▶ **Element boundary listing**
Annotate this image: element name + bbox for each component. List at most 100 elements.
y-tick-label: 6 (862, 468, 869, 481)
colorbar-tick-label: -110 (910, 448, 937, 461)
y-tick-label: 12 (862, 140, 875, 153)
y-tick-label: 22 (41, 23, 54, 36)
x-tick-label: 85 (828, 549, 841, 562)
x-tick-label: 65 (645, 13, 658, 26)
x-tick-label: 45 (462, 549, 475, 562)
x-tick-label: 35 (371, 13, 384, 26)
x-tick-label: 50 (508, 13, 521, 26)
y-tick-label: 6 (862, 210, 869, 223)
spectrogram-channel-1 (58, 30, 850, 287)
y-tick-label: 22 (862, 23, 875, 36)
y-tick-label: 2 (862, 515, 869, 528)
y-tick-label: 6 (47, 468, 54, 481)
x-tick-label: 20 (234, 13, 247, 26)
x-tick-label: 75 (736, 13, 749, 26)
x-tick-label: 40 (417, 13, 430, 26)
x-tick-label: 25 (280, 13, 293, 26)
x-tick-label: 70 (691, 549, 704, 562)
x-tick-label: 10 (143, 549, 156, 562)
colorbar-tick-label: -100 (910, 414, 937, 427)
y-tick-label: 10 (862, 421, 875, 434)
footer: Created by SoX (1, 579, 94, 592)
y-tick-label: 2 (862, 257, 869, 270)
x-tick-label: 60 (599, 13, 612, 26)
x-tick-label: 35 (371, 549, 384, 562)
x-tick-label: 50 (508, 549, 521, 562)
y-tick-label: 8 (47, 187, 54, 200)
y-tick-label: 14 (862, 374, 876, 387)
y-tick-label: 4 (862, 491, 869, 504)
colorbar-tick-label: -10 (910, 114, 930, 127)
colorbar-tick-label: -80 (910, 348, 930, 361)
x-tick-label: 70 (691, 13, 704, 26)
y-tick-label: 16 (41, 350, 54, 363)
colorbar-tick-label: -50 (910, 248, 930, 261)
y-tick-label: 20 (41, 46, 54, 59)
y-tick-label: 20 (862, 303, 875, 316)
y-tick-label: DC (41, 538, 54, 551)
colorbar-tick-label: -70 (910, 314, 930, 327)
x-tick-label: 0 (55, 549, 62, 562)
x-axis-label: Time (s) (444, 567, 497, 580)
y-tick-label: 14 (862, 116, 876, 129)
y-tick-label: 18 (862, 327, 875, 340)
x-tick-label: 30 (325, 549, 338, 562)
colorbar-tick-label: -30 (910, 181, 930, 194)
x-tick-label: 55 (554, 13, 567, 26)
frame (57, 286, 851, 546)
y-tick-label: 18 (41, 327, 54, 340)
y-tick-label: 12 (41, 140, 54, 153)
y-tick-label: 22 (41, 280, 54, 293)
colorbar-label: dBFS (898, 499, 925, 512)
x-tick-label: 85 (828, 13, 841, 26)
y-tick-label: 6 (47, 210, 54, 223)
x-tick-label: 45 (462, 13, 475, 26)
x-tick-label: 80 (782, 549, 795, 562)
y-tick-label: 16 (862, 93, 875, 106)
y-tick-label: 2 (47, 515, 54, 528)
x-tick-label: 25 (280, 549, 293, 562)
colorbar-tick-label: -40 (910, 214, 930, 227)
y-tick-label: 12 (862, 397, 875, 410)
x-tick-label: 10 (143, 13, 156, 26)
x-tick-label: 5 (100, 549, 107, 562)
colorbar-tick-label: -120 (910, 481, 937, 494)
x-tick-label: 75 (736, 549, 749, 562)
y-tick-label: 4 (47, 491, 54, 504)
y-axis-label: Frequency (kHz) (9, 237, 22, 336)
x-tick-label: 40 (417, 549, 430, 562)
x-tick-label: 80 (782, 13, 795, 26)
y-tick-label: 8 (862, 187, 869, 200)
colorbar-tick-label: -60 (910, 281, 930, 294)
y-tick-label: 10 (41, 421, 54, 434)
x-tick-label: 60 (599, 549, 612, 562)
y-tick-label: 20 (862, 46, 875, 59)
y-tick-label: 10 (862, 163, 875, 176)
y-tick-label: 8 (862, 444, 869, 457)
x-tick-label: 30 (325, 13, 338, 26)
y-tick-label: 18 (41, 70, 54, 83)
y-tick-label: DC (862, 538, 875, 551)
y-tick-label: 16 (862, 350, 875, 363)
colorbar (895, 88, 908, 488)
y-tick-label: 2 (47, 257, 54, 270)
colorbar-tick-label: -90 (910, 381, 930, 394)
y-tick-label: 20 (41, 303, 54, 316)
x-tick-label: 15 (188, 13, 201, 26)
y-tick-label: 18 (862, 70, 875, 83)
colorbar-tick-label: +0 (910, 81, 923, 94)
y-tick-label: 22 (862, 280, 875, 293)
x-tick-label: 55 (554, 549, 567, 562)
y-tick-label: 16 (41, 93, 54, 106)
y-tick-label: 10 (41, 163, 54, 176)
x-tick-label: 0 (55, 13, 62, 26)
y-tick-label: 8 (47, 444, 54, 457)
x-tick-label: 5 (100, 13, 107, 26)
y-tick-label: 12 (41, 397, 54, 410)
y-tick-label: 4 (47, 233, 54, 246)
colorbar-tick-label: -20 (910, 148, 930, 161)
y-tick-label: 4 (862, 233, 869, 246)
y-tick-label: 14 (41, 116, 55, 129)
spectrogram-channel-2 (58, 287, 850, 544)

▶ **REQUIRED WORK**
Copy the whole listing above with every line unchanged.

▶ **COMPLETE OUTPUT**
Annotate this image: element name + bbox for each component. List at most 100 elements.
y-tick-label: 6 (862, 468, 869, 481)
colorbar-tick-label: -110 (910, 448, 937, 461)
y-tick-label: 12 (862, 140, 875, 153)
y-tick-label: 22 (41, 23, 54, 36)
x-tick-label: 85 (828, 549, 841, 562)
x-tick-label: 65 (645, 13, 658, 26)
x-tick-label: 45 (462, 549, 475, 562)
x-tick-label: 35 (371, 13, 384, 26)
x-tick-label: 50 (508, 13, 521, 26)
y-tick-label: 6 (862, 210, 869, 223)
spectrogram-channel-1 (58, 30, 850, 287)
y-tick-label: 22 (862, 23, 875, 36)
y-tick-label: 2 (862, 515, 869, 528)
y-tick-label: 6 (47, 468, 54, 481)
x-tick-label: 20 (234, 13, 247, 26)
x-tick-label: 75 (736, 13, 749, 26)
x-tick-label: 40 (417, 13, 430, 26)
x-tick-label: 25 (280, 13, 293, 26)
x-tick-label: 70 (691, 549, 704, 562)
x-tick-label: 10 (143, 549, 156, 562)
colorbar-tick-label: -100 (910, 414, 937, 427)
y-tick-label: 10 (862, 421, 875, 434)
footer: Created by SoX (1, 579, 94, 592)
y-tick-label: 2 (862, 257, 869, 270)
x-tick-label: 60 (599, 13, 612, 26)
x-tick-label: 35 (371, 549, 384, 562)
x-tick-label: 50 (508, 549, 521, 562)
y-tick-label: 8 (47, 187, 54, 200)
y-tick-label: 14 (862, 374, 876, 387)
y-tick-label: 4 (862, 491, 869, 504)
colorbar-tick-label: -10 (910, 114, 930, 127)
colorbar-tick-label: -80 (910, 348, 930, 361)
x-tick-label: 70 (691, 13, 704, 26)
y-tick-label: 16 (41, 350, 54, 363)
colorbar-tick-label: -50 (910, 248, 930, 261)
y-tick-label: 20 (41, 46, 54, 59)
y-tick-label: 20 (862, 303, 875, 316)
y-tick-label: DC (41, 538, 54, 551)
colorbar-tick-label: -70 (910, 314, 930, 327)
x-tick-label: 0 (55, 549, 62, 562)
x-axis-label: Time (s) (444, 567, 497, 580)
y-tick-label: 14 (862, 116, 876, 129)
y-tick-label: 18 (862, 327, 875, 340)
x-tick-label: 30 (325, 549, 338, 562)
colorbar-tick-label: -30 (910, 181, 930, 194)
x-tick-label: 55 (554, 13, 567, 26)
frame (57, 286, 851, 546)
y-tick-label: 18 (41, 327, 54, 340)
y-tick-label: 12 (41, 140, 54, 153)
y-tick-label: 22 (41, 280, 54, 293)
colorbar-label: dBFS (898, 499, 925, 512)
x-tick-label: 85 (828, 13, 841, 26)
y-tick-label: 6 (47, 210, 54, 223)
x-tick-label: 45 (462, 13, 475, 26)
x-tick-label: 80 (782, 549, 795, 562)
y-tick-label: 16 (862, 93, 875, 106)
y-tick-label: 2 (47, 515, 54, 528)
x-tick-label: 25 (280, 549, 293, 562)
colorbar-tick-label: -40 (910, 214, 930, 227)
y-tick-label: 12 (862, 397, 875, 410)
x-tick-label: 10 (143, 13, 156, 26)
x-tick-label: 5 (100, 549, 107, 562)
colorbar-tick-label: -120 (910, 481, 937, 494)
x-tick-label: 75 (736, 549, 749, 562)
y-tick-label: 4 (47, 491, 54, 504)
y-axis-label: Frequency (kHz) (9, 237, 22, 336)
x-tick-label: 40 (417, 549, 430, 562)
x-tick-label: 80 (782, 13, 795, 26)
y-tick-label: 8 (862, 187, 869, 200)
colorbar-tick-label: -60 (910, 281, 930, 294)
y-tick-label: 10 (41, 421, 54, 434)
x-tick-label: 60 (599, 549, 612, 562)
y-tick-label: 20 (862, 46, 875, 59)
y-tick-label: 10 (862, 163, 875, 176)
y-tick-label: 8 (862, 444, 869, 457)
x-tick-label: 30 (325, 13, 338, 26)
y-tick-label: 18 (41, 70, 54, 83)
y-tick-label: DC (862, 538, 875, 551)
y-tick-label: 16 (862, 350, 875, 363)
colorbar (895, 88, 908, 488)
y-tick-label: 2 (47, 257, 54, 270)
colorbar-tick-label: -90 (910, 381, 930, 394)
y-tick-label: 20 (41, 303, 54, 316)
x-tick-label: 15 (188, 13, 201, 26)
y-tick-label: 18 (862, 70, 875, 83)
colorbar-tick-label: +0 (910, 81, 923, 94)
y-tick-label: 22 (862, 280, 875, 293)
x-tick-label: 55 (554, 549, 567, 562)
y-tick-label: 16 (41, 93, 54, 106)
y-tick-label: 10 (41, 163, 54, 176)
x-tick-label: 0 (55, 13, 62, 26)
y-tick-label: 8 (47, 444, 54, 457)
x-tick-label: 5 (100, 13, 107, 26)
y-tick-label: 12 (41, 397, 54, 410)
y-tick-label: 4 (47, 233, 54, 246)
colorbar-tick-label: -20 (910, 148, 930, 161)
y-tick-label: 4 (862, 233, 869, 246)
y-tick-label: 14 (41, 116, 55, 129)
spectrogram-channel-2 (58, 287, 850, 544)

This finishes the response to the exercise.